_Written task_
Find every row below that contains the string "most", and copy each of those rows in full. Case counts.

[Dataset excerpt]
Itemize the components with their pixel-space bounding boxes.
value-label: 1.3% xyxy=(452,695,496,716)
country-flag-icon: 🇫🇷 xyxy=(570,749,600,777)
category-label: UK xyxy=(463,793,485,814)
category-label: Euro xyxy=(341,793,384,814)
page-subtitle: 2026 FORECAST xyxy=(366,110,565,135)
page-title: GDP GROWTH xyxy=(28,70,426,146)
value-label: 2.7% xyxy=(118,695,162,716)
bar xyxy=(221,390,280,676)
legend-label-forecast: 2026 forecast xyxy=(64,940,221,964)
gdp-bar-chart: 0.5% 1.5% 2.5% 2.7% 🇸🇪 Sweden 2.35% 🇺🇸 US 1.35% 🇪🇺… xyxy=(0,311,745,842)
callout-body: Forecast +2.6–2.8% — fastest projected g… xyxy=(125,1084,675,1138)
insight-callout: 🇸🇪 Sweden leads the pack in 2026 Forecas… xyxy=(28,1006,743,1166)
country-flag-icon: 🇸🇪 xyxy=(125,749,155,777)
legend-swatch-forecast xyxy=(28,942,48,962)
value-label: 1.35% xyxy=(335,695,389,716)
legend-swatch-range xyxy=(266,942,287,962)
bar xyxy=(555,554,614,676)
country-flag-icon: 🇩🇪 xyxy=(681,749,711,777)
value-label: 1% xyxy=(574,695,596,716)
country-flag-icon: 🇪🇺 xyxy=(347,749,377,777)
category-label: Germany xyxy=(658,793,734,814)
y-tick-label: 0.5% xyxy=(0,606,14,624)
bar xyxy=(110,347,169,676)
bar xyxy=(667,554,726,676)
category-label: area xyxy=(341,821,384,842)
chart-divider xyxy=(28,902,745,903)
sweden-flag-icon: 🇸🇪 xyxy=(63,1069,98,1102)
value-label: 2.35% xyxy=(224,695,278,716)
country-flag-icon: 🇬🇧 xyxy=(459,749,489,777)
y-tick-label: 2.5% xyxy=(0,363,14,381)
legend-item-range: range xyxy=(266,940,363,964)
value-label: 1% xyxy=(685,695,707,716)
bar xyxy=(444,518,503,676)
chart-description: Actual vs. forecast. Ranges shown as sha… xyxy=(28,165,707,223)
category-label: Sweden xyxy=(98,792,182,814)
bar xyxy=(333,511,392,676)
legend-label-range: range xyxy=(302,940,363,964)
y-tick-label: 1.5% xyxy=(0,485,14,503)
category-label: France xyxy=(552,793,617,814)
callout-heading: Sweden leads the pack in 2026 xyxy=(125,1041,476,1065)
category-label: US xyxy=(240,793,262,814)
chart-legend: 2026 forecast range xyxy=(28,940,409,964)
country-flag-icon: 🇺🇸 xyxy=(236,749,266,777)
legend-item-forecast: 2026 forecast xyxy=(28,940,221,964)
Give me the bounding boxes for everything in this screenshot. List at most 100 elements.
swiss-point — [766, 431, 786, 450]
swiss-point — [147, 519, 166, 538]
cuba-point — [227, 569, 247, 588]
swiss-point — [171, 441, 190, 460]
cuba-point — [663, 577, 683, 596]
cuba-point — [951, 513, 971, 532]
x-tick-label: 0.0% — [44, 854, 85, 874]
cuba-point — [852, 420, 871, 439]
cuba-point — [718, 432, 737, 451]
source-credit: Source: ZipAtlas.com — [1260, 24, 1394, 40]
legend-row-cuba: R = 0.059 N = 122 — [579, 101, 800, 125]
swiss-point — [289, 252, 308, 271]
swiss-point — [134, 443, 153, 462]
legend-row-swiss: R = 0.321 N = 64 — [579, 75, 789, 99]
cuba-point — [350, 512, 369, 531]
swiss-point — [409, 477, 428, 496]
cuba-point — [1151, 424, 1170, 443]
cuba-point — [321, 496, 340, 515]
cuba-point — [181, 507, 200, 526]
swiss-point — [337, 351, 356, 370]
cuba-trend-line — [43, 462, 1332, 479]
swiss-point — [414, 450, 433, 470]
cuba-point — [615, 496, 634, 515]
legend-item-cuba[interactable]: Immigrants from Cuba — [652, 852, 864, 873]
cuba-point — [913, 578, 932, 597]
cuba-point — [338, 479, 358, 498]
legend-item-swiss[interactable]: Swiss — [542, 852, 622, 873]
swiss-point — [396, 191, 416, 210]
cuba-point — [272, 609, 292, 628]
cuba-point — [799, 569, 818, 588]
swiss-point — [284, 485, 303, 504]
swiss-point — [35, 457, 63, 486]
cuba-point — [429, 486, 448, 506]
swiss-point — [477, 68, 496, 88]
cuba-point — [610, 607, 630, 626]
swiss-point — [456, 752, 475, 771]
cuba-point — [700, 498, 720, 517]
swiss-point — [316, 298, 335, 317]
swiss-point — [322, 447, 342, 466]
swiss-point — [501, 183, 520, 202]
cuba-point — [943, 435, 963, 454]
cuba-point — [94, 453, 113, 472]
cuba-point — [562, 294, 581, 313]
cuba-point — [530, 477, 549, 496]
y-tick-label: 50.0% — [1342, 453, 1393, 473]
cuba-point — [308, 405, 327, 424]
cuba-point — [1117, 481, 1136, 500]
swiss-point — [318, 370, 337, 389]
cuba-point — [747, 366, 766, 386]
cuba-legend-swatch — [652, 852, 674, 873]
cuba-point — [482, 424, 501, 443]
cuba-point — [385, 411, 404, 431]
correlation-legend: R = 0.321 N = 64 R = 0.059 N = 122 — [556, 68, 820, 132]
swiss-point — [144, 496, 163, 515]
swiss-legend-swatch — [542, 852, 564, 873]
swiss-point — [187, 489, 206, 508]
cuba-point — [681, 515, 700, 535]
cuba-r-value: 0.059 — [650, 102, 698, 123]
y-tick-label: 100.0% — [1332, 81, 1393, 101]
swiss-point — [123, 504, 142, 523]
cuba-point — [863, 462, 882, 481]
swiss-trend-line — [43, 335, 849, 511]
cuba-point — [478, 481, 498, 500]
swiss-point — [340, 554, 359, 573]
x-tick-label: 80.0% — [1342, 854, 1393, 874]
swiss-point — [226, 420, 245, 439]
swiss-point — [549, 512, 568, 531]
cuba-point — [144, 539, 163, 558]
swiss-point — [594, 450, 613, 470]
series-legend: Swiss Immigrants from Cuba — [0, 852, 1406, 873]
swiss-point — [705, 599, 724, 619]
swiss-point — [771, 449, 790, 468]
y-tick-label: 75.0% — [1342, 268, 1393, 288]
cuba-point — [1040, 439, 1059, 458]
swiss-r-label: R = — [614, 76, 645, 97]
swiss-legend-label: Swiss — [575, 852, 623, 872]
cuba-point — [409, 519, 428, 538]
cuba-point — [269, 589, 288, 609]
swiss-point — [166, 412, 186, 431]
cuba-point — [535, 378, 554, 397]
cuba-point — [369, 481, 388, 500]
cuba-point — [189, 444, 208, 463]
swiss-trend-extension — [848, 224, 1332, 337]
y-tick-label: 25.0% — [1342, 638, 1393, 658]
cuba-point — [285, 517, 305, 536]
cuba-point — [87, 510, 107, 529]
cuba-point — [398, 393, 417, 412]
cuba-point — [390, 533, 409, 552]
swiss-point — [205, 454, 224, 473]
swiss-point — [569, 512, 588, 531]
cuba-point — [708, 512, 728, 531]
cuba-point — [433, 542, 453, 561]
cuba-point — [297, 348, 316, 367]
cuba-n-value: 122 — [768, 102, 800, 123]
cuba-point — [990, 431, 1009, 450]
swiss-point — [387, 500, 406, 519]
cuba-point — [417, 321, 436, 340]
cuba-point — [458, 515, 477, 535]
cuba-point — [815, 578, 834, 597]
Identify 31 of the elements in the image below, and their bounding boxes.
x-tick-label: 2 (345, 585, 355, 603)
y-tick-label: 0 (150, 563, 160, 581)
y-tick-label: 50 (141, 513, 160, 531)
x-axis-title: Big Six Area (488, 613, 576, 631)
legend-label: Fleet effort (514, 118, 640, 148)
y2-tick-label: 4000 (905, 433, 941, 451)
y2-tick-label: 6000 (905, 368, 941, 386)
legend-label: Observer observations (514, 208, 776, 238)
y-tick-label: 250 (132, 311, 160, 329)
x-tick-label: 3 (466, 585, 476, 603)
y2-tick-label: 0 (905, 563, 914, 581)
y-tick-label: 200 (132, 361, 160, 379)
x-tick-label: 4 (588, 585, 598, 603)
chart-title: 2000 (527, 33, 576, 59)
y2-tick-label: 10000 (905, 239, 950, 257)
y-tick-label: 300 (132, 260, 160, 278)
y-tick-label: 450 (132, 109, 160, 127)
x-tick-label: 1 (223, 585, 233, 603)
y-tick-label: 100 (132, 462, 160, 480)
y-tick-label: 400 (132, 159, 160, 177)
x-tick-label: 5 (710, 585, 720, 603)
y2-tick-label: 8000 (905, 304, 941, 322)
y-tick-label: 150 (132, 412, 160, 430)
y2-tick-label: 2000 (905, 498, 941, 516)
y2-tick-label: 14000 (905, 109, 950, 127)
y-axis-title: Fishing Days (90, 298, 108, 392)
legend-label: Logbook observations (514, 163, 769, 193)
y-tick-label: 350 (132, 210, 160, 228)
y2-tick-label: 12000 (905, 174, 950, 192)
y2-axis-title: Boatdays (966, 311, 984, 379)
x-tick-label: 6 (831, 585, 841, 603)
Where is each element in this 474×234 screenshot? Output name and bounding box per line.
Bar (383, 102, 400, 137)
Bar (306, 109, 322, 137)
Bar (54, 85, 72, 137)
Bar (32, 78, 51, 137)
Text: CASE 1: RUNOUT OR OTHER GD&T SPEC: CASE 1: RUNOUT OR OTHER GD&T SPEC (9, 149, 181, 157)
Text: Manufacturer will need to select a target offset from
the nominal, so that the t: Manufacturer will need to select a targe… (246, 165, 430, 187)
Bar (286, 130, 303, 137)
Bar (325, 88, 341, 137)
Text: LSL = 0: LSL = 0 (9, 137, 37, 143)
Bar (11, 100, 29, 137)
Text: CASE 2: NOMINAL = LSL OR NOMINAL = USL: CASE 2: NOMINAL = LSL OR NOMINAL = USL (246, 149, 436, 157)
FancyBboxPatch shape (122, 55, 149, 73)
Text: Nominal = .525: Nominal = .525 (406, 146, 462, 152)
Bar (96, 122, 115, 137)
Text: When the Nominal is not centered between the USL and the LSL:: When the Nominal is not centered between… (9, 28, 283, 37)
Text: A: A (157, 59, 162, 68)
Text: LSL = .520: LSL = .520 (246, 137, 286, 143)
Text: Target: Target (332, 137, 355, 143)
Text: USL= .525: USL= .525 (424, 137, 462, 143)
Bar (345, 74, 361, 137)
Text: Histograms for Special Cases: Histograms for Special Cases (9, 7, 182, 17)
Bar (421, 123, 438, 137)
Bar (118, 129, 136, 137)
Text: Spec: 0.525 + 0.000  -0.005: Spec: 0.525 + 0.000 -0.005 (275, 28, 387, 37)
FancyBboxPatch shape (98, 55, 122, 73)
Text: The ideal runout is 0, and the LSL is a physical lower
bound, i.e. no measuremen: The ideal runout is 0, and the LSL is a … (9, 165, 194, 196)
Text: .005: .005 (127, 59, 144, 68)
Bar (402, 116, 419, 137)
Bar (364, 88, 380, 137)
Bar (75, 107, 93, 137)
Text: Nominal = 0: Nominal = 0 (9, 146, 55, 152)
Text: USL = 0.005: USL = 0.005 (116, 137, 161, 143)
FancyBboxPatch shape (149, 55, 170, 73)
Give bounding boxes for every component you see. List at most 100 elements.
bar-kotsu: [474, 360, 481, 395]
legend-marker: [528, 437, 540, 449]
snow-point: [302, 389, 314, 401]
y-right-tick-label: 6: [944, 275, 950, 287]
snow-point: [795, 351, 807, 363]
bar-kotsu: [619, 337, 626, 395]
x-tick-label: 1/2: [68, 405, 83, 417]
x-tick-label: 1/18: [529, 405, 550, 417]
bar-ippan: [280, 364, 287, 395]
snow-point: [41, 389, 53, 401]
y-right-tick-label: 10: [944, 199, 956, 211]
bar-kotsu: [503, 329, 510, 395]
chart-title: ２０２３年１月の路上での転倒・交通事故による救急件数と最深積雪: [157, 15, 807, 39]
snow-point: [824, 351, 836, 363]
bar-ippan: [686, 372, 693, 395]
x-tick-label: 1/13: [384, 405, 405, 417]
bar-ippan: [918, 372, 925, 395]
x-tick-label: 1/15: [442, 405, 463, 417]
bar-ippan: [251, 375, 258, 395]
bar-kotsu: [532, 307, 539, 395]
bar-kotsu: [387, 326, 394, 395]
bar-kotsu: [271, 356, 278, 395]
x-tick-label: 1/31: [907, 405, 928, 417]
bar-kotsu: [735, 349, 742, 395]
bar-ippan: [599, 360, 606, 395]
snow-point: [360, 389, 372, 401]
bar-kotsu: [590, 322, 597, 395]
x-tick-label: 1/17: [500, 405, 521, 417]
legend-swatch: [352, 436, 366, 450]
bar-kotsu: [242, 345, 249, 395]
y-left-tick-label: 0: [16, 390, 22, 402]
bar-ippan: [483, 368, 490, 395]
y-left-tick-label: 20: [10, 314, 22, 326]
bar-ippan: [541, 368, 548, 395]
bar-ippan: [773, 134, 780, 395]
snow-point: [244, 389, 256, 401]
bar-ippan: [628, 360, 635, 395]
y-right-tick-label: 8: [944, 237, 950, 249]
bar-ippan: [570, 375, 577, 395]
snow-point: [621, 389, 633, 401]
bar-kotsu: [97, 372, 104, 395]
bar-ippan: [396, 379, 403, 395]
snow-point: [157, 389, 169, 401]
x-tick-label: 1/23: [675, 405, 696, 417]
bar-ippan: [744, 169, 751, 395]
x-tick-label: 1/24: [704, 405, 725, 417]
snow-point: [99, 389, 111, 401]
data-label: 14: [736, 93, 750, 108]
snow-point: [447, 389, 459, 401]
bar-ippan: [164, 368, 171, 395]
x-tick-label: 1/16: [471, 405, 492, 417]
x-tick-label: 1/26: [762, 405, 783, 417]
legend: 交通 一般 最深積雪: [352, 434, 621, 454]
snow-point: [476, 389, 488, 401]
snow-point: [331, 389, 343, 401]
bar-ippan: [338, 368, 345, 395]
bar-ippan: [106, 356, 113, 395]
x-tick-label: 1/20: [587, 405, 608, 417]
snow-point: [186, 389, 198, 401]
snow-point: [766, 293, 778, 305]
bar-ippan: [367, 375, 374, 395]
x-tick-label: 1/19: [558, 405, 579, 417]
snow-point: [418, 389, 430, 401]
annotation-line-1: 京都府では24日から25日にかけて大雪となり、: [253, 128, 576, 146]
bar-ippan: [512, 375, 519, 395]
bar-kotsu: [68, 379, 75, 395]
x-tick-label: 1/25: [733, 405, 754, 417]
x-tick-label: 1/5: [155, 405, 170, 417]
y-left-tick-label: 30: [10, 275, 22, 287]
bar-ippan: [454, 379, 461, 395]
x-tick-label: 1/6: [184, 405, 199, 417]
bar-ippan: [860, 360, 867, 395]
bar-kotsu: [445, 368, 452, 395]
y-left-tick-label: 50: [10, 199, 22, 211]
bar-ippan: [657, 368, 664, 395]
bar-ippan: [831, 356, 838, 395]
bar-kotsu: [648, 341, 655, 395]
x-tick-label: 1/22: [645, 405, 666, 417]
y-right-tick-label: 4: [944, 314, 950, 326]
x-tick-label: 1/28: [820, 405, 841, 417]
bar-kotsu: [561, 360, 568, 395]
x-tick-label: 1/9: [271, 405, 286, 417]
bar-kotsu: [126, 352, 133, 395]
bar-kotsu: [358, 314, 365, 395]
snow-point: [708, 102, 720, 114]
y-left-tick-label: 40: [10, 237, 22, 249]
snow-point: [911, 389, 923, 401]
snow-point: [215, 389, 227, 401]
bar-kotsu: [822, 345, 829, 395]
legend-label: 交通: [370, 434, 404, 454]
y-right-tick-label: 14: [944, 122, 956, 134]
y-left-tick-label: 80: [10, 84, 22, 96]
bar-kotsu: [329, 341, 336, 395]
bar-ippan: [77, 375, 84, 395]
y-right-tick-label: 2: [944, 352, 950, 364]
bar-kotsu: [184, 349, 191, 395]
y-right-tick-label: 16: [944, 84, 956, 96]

_Response_
Give me the bounding boxes for everything in this screenshot. List at most 100 elements.
Give bounding boxes for every component you see. List at most 100 elements.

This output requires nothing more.